> **Goal**
All of the lines below are to be transcribed faithfully, with pictures excluded from the copy.

** START Input material **

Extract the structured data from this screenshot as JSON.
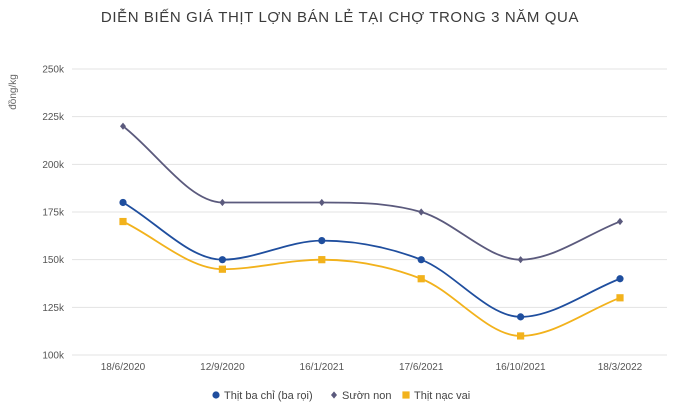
{
  "chart_data": {
    "type": "line",
    "title": "DIỄN BIẾN GIÁ THỊT LỢN BÁN LẺ TẠI CHỢ TRONG 3 NĂM QUA",
    "xlabel": "",
    "ylabel": "đồng/kg",
    "categories": [
      "18/6/2020",
      "12/9/2020",
      "16/1/2021",
      "17/6/2021",
      "16/10/2021",
      "18/3/2022"
    ],
    "y_ticks": [
      "100k",
      "125k",
      "150k",
      "175k",
      "200k",
      "225k",
      "250k"
    ],
    "ylim": [
      100000,
      250000
    ],
    "grid": true,
    "legend_position": "bottom",
    "series": [
      {
        "name": "Thịt ba chỉ (ba rọi)",
        "color": "#1f4e9e",
        "marker": "circle",
        "values": [
          180000,
          150000,
          160000,
          150000,
          120000,
          140000
        ]
      },
      {
        "name": "Sườn non",
        "color": "#5b5a7d",
        "marker": "diamond",
        "values": [
          220000,
          180000,
          180000,
          175000,
          150000,
          170000
        ]
      },
      {
        "name": "Thịt nạc vai",
        "color": "#f2b21c",
        "marker": "square",
        "values": [
          170000,
          145000,
          150000,
          140000,
          110000,
          130000
        ]
      }
    ]
  }
}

** END Input material **

> **Final result**
Extract the structured data from this screenshot as JSON.
{
  "chart_data": {
    "type": "line",
    "title": "DIỄN BIẾN GIÁ THỊT LỢN BÁN LẺ TẠI CHỢ TRONG 3 NĂM QUA",
    "xlabel": "",
    "ylabel": "đồng/kg",
    "categories": [
      "18/6/2020",
      "12/9/2020",
      "16/1/2021",
      "17/6/2021",
      "16/10/2021",
      "18/3/2022"
    ],
    "y_ticks": [
      "100k",
      "125k",
      "150k",
      "175k",
      "200k",
      "225k",
      "250k"
    ],
    "ylim": [
      100000,
      250000
    ],
    "grid": true,
    "legend_position": "bottom",
    "series": [
      {
        "name": "Thịt ba chỉ (ba rọi)",
        "color": "#1f4e9e",
        "marker": "circle",
        "values": [
          180000,
          150000,
          160000,
          150000,
          120000,
          140000
        ]
      },
      {
        "name": "Sườn non",
        "color": "#5b5a7d",
        "marker": "diamond",
        "values": [
          220000,
          180000,
          180000,
          175000,
          150000,
          170000
        ]
      },
      {
        "name": "Thịt nạc vai",
        "color": "#f2b21c",
        "marker": "square",
        "values": [
          170000,
          145000,
          150000,
          140000,
          110000,
          130000
        ]
      }
    ]
  }
}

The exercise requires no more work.